*What is being asked*
Only lines holding the string "dcinside" are wanted; copy each one from the material.

[Stored data]
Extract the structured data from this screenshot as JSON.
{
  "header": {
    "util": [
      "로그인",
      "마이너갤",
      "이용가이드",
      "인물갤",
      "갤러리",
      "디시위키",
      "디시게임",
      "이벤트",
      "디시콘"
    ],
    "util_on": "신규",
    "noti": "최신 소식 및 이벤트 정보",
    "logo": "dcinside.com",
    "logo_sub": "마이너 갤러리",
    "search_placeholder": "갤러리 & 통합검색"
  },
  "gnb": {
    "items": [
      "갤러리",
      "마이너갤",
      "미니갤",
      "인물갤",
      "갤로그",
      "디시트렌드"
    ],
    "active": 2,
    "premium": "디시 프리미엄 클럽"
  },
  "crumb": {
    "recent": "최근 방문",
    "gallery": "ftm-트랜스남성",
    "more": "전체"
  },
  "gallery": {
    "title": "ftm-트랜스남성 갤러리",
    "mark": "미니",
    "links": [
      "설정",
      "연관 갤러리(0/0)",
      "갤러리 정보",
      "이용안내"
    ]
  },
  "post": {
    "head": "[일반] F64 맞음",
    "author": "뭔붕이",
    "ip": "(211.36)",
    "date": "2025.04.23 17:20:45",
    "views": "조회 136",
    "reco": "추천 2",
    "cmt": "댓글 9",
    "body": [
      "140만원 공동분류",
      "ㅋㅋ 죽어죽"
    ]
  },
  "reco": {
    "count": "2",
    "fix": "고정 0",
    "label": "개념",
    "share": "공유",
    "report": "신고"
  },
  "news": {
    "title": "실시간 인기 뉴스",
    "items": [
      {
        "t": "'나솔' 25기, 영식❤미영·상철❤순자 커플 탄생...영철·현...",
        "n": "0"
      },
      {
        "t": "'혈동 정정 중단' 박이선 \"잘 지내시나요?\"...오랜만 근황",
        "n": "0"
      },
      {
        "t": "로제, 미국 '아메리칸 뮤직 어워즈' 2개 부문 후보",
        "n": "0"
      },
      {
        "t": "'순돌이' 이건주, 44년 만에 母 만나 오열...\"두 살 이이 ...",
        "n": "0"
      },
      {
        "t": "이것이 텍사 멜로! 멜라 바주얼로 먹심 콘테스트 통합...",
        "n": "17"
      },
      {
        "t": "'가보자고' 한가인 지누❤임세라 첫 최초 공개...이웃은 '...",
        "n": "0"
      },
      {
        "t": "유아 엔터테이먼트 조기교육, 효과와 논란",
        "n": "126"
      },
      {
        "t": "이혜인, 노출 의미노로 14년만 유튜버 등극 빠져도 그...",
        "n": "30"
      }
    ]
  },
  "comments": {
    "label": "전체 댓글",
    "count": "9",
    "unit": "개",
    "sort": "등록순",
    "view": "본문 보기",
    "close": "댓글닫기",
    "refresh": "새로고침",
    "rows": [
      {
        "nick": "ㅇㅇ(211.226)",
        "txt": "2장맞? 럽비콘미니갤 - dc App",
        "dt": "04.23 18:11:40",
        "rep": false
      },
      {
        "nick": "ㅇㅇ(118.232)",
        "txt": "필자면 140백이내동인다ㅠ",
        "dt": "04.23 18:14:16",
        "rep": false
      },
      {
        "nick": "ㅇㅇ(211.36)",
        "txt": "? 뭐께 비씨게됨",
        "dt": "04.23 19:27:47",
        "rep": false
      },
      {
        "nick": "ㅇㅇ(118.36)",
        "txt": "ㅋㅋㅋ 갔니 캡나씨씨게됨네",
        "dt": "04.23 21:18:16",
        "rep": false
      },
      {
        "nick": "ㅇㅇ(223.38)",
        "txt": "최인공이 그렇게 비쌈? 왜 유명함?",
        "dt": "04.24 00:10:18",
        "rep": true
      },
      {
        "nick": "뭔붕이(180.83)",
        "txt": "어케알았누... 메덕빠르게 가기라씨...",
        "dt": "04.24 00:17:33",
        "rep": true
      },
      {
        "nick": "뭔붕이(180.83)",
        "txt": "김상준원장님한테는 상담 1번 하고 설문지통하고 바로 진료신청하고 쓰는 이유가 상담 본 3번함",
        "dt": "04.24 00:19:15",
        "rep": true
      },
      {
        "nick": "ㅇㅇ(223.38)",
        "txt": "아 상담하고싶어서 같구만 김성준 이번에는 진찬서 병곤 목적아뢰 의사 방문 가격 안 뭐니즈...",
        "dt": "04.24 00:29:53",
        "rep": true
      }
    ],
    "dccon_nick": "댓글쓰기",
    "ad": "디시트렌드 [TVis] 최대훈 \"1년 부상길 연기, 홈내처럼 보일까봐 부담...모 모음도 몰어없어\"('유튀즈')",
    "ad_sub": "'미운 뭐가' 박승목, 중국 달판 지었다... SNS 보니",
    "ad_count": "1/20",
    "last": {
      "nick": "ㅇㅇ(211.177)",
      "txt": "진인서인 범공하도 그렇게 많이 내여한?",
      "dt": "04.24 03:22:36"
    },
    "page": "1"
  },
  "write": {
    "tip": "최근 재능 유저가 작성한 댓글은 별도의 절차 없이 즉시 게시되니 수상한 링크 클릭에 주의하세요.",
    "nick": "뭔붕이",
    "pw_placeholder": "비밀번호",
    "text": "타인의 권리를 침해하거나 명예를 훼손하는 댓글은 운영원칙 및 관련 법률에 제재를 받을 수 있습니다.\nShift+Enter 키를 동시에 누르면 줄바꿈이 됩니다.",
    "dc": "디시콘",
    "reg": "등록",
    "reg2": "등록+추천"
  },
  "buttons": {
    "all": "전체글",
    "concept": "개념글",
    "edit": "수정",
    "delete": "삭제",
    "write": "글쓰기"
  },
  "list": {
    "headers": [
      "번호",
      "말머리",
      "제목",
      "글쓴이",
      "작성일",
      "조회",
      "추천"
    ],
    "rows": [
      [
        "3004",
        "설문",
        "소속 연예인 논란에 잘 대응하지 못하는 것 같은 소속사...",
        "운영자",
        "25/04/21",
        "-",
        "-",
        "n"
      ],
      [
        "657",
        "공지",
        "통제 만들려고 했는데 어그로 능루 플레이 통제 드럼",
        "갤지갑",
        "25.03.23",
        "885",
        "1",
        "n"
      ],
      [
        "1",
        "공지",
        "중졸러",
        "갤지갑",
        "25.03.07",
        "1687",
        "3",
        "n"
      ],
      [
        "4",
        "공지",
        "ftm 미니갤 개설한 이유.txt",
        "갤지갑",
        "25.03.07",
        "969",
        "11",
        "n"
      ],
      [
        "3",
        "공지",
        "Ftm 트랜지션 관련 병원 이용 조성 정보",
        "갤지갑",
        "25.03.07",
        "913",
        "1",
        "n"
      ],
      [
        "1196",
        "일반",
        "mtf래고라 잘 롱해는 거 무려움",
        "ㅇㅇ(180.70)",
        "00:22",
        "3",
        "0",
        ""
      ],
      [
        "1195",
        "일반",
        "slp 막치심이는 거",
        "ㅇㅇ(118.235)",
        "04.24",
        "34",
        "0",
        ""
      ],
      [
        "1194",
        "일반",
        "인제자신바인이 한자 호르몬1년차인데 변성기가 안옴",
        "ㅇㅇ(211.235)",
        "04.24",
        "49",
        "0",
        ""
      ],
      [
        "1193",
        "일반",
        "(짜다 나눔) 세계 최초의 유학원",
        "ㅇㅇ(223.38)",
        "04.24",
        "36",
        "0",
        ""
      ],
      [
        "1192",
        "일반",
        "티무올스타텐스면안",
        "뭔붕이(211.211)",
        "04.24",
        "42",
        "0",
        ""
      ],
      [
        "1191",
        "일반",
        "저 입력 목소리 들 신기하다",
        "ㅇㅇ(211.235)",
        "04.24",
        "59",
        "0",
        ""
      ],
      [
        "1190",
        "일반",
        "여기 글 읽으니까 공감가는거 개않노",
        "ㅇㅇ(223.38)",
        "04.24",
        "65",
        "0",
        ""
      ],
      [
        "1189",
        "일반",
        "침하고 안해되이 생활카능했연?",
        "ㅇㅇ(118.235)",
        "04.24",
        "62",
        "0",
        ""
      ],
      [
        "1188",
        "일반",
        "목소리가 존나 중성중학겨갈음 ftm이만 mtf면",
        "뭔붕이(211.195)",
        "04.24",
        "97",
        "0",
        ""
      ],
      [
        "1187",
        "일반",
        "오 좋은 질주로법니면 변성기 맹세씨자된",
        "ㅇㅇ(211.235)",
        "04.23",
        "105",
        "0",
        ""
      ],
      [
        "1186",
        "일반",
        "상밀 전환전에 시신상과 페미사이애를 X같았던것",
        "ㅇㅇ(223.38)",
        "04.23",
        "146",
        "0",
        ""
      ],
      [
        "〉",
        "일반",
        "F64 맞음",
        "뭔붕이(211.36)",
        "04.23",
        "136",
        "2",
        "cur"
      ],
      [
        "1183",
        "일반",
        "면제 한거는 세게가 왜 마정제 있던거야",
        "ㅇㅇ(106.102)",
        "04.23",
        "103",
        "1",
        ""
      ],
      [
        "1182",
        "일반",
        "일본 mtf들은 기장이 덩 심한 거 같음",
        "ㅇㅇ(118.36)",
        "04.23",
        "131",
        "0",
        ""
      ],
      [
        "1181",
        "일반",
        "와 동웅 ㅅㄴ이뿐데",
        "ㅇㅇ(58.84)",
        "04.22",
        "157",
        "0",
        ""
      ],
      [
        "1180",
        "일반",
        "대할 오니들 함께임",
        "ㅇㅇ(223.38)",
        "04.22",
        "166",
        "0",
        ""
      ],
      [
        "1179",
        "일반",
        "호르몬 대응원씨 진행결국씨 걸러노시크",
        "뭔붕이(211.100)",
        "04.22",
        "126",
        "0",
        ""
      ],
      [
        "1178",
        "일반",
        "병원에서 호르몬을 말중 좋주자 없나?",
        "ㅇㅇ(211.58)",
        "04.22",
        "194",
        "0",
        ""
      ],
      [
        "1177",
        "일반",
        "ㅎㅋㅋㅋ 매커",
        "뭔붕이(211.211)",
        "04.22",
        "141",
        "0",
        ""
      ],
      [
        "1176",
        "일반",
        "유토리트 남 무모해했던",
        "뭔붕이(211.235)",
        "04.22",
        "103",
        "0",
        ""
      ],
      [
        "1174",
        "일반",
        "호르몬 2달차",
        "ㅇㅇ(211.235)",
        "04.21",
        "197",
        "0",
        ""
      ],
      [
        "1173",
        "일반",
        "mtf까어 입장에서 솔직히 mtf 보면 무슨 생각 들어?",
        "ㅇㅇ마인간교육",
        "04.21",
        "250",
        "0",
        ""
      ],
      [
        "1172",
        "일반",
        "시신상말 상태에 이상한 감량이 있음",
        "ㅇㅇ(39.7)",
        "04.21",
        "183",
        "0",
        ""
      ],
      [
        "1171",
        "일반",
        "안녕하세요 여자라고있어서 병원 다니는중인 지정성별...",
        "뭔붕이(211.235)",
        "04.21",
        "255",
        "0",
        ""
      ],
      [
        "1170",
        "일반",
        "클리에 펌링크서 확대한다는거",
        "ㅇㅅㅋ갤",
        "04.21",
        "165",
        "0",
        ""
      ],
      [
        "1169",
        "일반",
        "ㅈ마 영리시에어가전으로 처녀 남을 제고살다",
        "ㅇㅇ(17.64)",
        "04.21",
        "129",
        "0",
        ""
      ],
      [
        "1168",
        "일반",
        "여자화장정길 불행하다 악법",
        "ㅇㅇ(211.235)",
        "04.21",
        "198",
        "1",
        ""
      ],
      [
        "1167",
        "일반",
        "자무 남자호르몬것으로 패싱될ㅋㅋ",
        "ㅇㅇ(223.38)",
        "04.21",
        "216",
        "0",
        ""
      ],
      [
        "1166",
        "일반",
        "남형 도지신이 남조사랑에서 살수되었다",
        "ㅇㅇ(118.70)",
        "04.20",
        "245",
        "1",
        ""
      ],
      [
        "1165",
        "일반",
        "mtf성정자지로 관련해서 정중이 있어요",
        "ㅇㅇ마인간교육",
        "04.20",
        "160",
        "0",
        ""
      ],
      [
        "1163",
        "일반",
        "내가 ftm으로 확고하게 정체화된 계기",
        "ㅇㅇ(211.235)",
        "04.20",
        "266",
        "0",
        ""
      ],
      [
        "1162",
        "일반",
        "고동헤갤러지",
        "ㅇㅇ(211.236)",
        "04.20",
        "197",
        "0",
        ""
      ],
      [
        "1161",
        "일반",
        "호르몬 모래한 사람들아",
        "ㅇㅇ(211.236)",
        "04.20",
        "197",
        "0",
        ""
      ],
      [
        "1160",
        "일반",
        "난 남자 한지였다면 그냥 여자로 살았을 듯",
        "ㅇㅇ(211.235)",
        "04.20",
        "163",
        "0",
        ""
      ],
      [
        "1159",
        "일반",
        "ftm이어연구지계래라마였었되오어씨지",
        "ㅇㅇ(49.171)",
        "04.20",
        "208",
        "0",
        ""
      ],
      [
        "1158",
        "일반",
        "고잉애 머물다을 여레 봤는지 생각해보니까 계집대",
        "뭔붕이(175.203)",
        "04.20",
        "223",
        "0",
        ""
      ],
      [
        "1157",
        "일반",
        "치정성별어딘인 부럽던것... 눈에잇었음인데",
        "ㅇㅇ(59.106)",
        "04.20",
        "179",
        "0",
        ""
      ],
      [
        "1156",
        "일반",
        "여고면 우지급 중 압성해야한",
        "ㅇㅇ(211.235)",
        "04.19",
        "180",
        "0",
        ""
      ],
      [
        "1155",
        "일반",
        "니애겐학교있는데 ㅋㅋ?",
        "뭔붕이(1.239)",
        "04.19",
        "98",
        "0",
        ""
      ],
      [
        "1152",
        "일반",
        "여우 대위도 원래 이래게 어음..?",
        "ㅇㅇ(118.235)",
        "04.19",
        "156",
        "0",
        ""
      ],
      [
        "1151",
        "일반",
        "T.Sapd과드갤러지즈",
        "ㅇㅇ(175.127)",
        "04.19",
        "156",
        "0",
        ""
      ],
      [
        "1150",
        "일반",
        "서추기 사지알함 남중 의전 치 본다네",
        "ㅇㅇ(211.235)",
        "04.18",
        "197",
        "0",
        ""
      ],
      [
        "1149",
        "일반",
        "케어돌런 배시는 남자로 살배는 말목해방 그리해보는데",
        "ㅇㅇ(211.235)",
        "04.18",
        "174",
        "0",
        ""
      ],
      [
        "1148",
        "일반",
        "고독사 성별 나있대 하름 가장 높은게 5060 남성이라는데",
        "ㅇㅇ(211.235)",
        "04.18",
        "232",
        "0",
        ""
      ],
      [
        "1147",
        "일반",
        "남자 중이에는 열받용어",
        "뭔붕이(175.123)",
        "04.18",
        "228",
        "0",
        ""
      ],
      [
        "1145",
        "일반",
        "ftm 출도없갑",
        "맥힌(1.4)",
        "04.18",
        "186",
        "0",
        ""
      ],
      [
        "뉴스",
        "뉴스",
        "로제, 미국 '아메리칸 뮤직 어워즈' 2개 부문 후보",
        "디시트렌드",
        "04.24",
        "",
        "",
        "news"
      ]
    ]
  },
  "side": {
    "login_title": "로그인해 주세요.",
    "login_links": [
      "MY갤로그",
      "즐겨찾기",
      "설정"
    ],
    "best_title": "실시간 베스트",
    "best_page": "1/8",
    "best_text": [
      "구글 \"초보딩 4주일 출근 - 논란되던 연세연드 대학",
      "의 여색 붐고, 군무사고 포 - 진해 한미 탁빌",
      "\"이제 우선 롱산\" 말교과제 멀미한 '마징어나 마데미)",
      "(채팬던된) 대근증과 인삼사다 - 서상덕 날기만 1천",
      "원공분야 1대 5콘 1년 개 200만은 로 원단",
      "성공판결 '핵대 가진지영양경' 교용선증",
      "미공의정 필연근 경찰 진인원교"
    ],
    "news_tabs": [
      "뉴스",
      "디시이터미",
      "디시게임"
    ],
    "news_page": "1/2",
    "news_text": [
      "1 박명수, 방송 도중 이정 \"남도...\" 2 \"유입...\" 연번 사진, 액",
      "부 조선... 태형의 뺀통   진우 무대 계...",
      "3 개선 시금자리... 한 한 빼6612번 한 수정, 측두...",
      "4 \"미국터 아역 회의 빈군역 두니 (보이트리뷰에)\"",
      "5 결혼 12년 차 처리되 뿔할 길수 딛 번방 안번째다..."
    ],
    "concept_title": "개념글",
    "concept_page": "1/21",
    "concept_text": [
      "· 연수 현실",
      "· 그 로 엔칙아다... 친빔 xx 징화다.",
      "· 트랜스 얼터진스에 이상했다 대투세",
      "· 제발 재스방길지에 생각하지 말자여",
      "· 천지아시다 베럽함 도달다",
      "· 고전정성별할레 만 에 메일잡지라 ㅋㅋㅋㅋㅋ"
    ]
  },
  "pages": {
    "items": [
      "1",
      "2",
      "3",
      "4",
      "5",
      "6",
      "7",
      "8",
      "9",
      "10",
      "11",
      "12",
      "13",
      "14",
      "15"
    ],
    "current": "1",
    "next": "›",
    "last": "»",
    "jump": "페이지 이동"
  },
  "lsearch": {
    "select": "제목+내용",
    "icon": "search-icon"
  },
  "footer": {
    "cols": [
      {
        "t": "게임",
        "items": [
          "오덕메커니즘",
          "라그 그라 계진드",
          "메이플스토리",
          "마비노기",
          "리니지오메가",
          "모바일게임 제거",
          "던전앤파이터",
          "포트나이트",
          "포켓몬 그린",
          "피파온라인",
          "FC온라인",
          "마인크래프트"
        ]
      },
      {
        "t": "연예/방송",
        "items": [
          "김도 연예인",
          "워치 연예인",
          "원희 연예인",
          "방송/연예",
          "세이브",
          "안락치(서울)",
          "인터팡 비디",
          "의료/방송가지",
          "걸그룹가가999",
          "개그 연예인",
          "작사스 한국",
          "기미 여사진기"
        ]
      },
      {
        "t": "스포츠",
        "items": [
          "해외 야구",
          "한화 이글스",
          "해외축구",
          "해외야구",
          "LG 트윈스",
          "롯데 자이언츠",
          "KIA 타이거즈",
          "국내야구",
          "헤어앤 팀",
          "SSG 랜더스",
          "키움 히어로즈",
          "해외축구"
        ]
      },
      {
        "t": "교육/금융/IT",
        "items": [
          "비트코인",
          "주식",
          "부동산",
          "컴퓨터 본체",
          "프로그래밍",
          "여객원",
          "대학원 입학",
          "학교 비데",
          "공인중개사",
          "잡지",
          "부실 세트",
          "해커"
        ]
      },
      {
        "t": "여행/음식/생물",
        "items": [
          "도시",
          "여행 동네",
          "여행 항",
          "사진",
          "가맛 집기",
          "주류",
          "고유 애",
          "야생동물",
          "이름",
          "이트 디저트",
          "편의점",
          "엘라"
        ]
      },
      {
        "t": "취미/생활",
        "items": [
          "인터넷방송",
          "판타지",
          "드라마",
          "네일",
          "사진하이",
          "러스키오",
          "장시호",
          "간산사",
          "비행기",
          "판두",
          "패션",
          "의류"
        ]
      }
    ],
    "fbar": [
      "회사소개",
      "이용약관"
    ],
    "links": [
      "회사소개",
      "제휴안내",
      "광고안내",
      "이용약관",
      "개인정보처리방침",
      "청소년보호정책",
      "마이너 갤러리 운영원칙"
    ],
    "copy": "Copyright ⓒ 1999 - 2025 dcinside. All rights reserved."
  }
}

*The result*
    "logo": "dcinside.com",
    "copy": "Copyright ⓒ 1999 - 2025 dcinside. All rights reserved."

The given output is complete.